Stated problem » Copy the records below exactly, leaving out every picture.

# START OF Available data

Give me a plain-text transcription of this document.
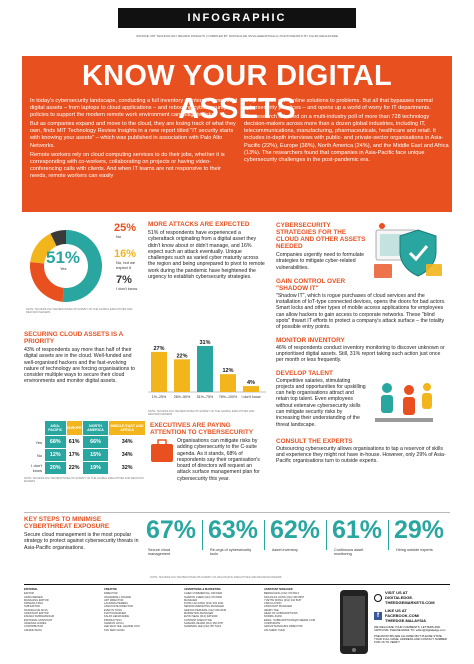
INFOGRAPHIC
SOURCE: MIT TECHNOLOGY REVIEW INSIGHTS | COMPILED BY NATASHA DE SILVA-HEENATIGALA | PHOTOGRAPHY BY KALPA GENAKANDE
KNOW YOUR DIGITAL ASSETS

In today's cybersecurity landscape, conducting a full inventory of internet-connected digital assets – from laptops to cloud applications – and rebooting cybersecurity policies to support the modern remote work environment can mitigate risks.

But as companies expand and move to the cloud, they are losing track of what they own, finds MIT Technology Review Insights in a new report titled "IT security starts with knowing your assets" – which was published in association with Palo Alto Networks.

Remote workers rely on cloud computing services to do their jobs, whether it is corresponding with co-workers, collaborating on projects or having video-conferencing calls with clients. And when IT teams are not responsive to their needs, remote workers can easily

shop for their own online solutions to problems. But all that bypasses normal cybersecurity practices – and opens up a world of worry for IT departments.

The research is based on a multi-industry poll of more than 728 technology decision-makers across more than a dozen global industries, including IT, telecommunications, manufacturing, pharmaceuticals, healthcare and retail. It includes in-depth interviews with public- and private-sector organisations in Asia-Pacific (22%), Europe (38%), North America (24%), and the Middle East and Africa (13%). The researchers found that companies in Asia-Pacific face unique cybersecurity challenges in the post-pandemic era.

51%
Yes
25%
No
16%
No, but we expect it
7%
I don't know
NOTE: TECHNOLOGY REVIEW INSIGHTS SURVEY OF THE GLOBAL EXECUTIVES AND DECISION MAKERS
MORE ATTACKS ARE EXPECTED
51% of respondents have experienced a cyberattack originating from a digital asset they didn't know about or didn't manage, and 16% expect such an attack eventually. Unique challenges such as varied cyber maturity across the region and being unprepared to pivot to remote work during the pandemic have heightened the urgency to establish cybersecurity strategies.
CYBERSECURITY STRATEGIES FOR THE CLOUD AND OTHER ASSETS NEEDED
Companies urgently need to formulate strategies to mitigate cyber-related vulnerabilities.
GAIN CONTROL OVER "SHADOW IT"
"Shadow IT", which is rogue purchases of cloud services and the installation of IoT-type connected devices, opens the doors for bad actors. Smart locks and other types of mobile access applications for employees can allow hackers to gain access to corporate networks. These "blind spots" thwart IT efforts to protect a company's attack surface – the totality of possible entry points.
MONITOR INVENTORY
46% of respondents conduct inventory monitoring to discover unknown or unprioritised digital assets. Still, 31% report taking such action just once per month or less frequently.
DEVELOP TALENT
Competitive salaries, stimulating projects and opportunities for upskilling can help organisations attract and retain top talent. Even employees without extensive cybersecurity skills can mitigate security risks by increasing their understanding of the threat landscape.
CONSULT THE EXPERTS
Outsourcing cybersecurity allows organisations to tap a reservoir of skills and experience they might not have in-house. However, only 29% of Asia-Pacific organisations turn to outside experts.
SECURING CLOUD ASSETS IS A PRIORITY
43% of respondents say more than half of their digital assets are in the cloud. Well-funded and well-organised hackers and the fast-evolving nature of technology are forcing organisations to consider multiple ways to secure their cloud environments and monitor digital assets.
27%
1%–25%
22%
26%–50%
31%
51%–75%
12%
76%–100%
4%
I don't know
NOTE: TECHNOLOGY REVIEW INSIGHTS SURVEY OF THE GLOBAL EXECUTIVES AND DECISION MAKERS
	ASIA-PACIFIC	EUROPE	NORTH AMERICA	MIDDLE EAST AND AFRICA
Yes	68%	61%	66%	34%
No	12%	17%	15%	34%
I don't know	20%	22%	19%	32%
NOTE: TECHNOLOGY REVIEW INSIGHTS SURVEY OF THE GLOBAL EXECUTIVES AND DECISION MAKERS
EXECUTIVES ARE PAYING ATTENTION TO CYBERSECURITY
Organisations can mitigate risks by adding cybersecurity to the C-suite agenda. As it stands, 68% of respondents say their organisation's board of directors will request an attack surface management plan for cybersecurity this year.
KEY STEPS TO MINIMISE CYBERTHREAT EXPOSURE
Secure cloud management is the most popular strategy to protect against cybersecurity threats in Asia-Pacific organisations.
67%
Secure cloud management
63%
Re-orgs of cybersecurity tools
62%
Asset inventory
61%
Continuous asset monitoring
29%
Hiring outside experts
NOTE: TECHNOLOGY REVIEW INSIGHTS SURVEY OF ASIA PACIFIC EXECUTIVES AND DECISION MAKERS
EDITORIAL
EDITOR
ADAM WEINER
MANAGING EDITOR
KRISHNA TANG
SUB EDITOR
NATASHA DE SILVA
ASSISTANT EDITOR
ZAFARA SUBRAMANIAM
EDITORIAL ASSISTANT
VANESSA GOMES
CONTRIBUTOR
ASHWIN MANI
CREATIVE
DIRECTOR
ODHAMMALL DIGANE
ART DIRECTOR
LALINDRA PERERA
ASSOCIATE DIRECTOR
EVELYN TUNG
PHOTOGRAPHER
KALPA GENAKANDE
PRODUCTION
SHARON HOCH
LEE WAN YEE, LEANNE SOO
TAN SEW CHING
ADVERTISING & MARKETING
CHIEF COMMERCIAL OFFICER
SHARON CHEW (012) 370 8000
MANAGER
PONG LAN FANG (012) 302 2031
SENIOR MARKETING MANAGER
GEETHA PERUMAL (012) 339 2049
MARKETING MANAGER
EVON SEAH (012) 328 9049
CONTENT EXECUTIVE
SHAHIRA ISHAMI (012) 352 6787
SHARMAN LEE (012) 357 5123
ASSISTANT MANAGER
BERNHUANG (012) 370 8413
NICHOLAS HONG (012) 300 8957
YVETTE WONG (012) 344 5187
CIRCULATION
ASSISTANT MANAGER
HENRY TEE
HEAD OF SUBSCRIPTIONS
NORMA JOANI
EMAIL: SUBSCRIPTIONS@TLMEDIA.COM
CORPORATE
GROUP MANAGING DIRECTOR
LIM SHEW YUEN
VISIT US AT
DIGITALEDGE.
THEEDGEMARKETS.COM
f
LIKE US AT
FACEBOOK.COM/
THEEDGE.MALAYSIA
WE WELCOME YOUR COMMENTS, LETTERS AND CRITICISM. PLEASE EMAIL TO: editor@digitaledge.com
PSEUDONYMS ARE ALLOWED BUT PLEASE STATE YOUR FULL NAME, ADDRESS AND CONTACT NUMBER FOR US TO VERIFY.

# END OF Available data

Solution to the problem »
Give me a plain-text transcription of this document.
INFOGRAPHIC
SOURCE: MIT TECHNOLOGY REVIEW INSIGHTS | COMPILED BY NATASHA DE SILVA-HEENATIGALA | PHOTOGRAPHY BY KALPA GENAKANDE
KNOW YOUR DIGITAL ASSETS

In today's cybersecurity landscape, conducting a full inventory of internet-connected digital assets – from laptops to cloud applications – and rebooting cybersecurity policies to support the modern remote work environment can mitigate risks.

But as companies expand and move to the cloud, they are losing track of what they own, finds MIT Technology Review Insights in a new report titled "IT security starts with knowing your assets" – which was published in association with Palo Alto Networks.

Remote workers rely on cloud computing services to do their jobs, whether it is corresponding with co-workers, collaborating on projects or having video-conferencing calls with clients. And when IT teams are not responsive to their needs, remote workers can easily

shop for their own online solutions to problems. But all that bypasses normal cybersecurity practices – and opens up a world of worry for IT departments.

The research is based on a multi-industry poll of more than 728 technology decision-makers across more than a dozen global industries, including IT, telecommunications, manufacturing, pharmaceuticals, healthcare and retail. It includes in-depth interviews with public- and private-sector organisations in Asia-Pacific (22%), Europe (38%), North America (24%), and the Middle East and Africa (13%). The researchers found that companies in Asia-Pacific face unique cybersecurity challenges in the post-pandemic era.

51%
Yes
25%
No
16%
No, but we expect it
7%
I don't know
NOTE: TECHNOLOGY REVIEW INSIGHTS SURVEY OF THE GLOBAL EXECUTIVES AND DECISION MAKERS
MORE ATTACKS ARE EXPECTED
51% of respondents have experienced a cyberattack originating from a digital asset they didn't know about or didn't manage, and 16% expect such an attack eventually. Unique challenges such as varied cyber maturity across the region and being unprepared to pivot to remote work during the pandemic have heightened the urgency to establish cybersecurity strategies.
CYBERSECURITY STRATEGIES FOR THE CLOUD AND OTHER ASSETS NEEDED
Companies urgently need to formulate strategies to mitigate cyber-related vulnerabilities.
GAIN CONTROL OVER "SHADOW IT"
"Shadow IT", which is rogue purchases of cloud services and the installation of IoT-type connected devices, opens the doors for bad actors. Smart locks and other types of mobile access applications for employees can allow hackers to gain access to corporate networks. These "blind spots" thwart IT efforts to protect a company's attack surface – the totality of possible entry points.
MONITOR INVENTORY
46% of respondents conduct inventory monitoring to discover unknown or unprioritised digital assets. Still, 31% report taking such action just once per month or less frequently.
DEVELOP TALENT
Competitive salaries, stimulating projects and opportunities for upskilling can help organisations attract and retain top talent. Even employees without extensive cybersecurity skills can mitigate security risks by increasing their understanding of the threat landscape.
CONSULT THE EXPERTS
Outsourcing cybersecurity allows organisations to tap a reservoir of skills and experience they might not have in-house. However, only 29% of Asia-Pacific organisations turn to outside experts.
SECURING CLOUD ASSETS IS A PRIORITY
43% of respondents say more than half of their digital assets are in the cloud. Well-funded and well-organised hackers and the fast-evolving nature of technology are forcing organisations to consider multiple ways to secure their cloud environments and monitor digital assets.
27%
1%–25%
22%
26%–50%
31%
51%–75%
12%
76%–100%
4%
I don't know
NOTE: TECHNOLOGY REVIEW INSIGHTS SURVEY OF THE GLOBAL EXECUTIVES AND DECISION MAKERS
	ASIA-PACIFIC	EUROPE	NORTH AMERICA	MIDDLE EAST AND AFRICA
Yes	68%	61%	66%	34%
No	12%	17%	15%	34%
I don't know	20%	22%	19%	32%
NOTE: TECHNOLOGY REVIEW INSIGHTS SURVEY OF THE GLOBAL EXECUTIVES AND DECISION MAKERS
EXECUTIVES ARE PAYING ATTENTION TO CYBERSECURITY
Organisations can mitigate risks by adding cybersecurity to the C-suite agenda. As it stands, 68% of respondents say their organisation's board of directors will request an attack surface management plan for cybersecurity this year.
KEY STEPS TO MINIMISE CYBERTHREAT EXPOSURE
Secure cloud management is the most popular strategy to protect against cybersecurity threats in Asia-Pacific organisations.
67%
Secure cloud management
63%
Re-orgs of cybersecurity tools
62%
Asset inventory
61%
Continuous asset monitoring
29%
Hiring outside experts
NOTE: TECHNOLOGY REVIEW INSIGHTS SURVEY OF ASIA PACIFIC EXECUTIVES AND DECISION MAKERS
EDITORIAL
EDITOR
ADAM WEINER
MANAGING EDITOR
KRISHNA TANG
SUB EDITOR
NATASHA DE SILVA
ASSISTANT EDITOR
ZAFARA SUBRAMANIAM
EDITORIAL ASSISTANT
VANESSA GOMES
CONTRIBUTOR
ASHWIN MANI
CREATIVE
DIRECTOR
ODHAMMALL DIGANE
ART DIRECTOR
LALINDRA PERERA
ASSOCIATE DIRECTOR
EVELYN TUNG
PHOTOGRAPHER
KALPA GENAKANDE
PRODUCTION
SHARON HOCH
LEE WAN YEE, LEANNE SOO
TAN SEW CHING
ADVERTISING & MARKETING
CHIEF COMMERCIAL OFFICER
SHARON CHEW (012) 370 8000
MANAGER
PONG LAN FANG (012) 302 2031
SENIOR MARKETING MANAGER
GEETHA PERUMAL (012) 339 2049
MARKETING MANAGER
EVON SEAH (012) 328 9049
CONTENT EXECUTIVE
SHAHIRA ISHAMI (012) 352 6787
SHARMAN LEE (012) 357 5123
ASSISTANT MANAGER
BERNHUANG (012) 370 8413
NICHOLAS HONG (012) 300 8957
YVETTE WONG (012) 344 5187
CIRCULATION
ASSISTANT MANAGER
HENRY TEE
HEAD OF SUBSCRIPTIONS
NORMA JOANI
EMAIL: SUBSCRIPTIONS@TLMEDIA.COM
CORPORATE
GROUP MANAGING DIRECTOR
LIM SHEW YUEN
VISIT US AT
DIGITALEDGE.
THEEDGEMARKETS.COM
f
LIKE US AT
FACEBOOK.COM/
THEEDGE.MALAYSIA
WE WELCOME YOUR COMMENTS, LETTERS AND CRITICISM. PLEASE EMAIL TO: editor@digitaledge.com
PSEUDONYMS ARE ALLOWED BUT PLEASE STATE YOUR FULL NAME, ADDRESS AND CONTACT NUMBER FOR US TO VERIFY.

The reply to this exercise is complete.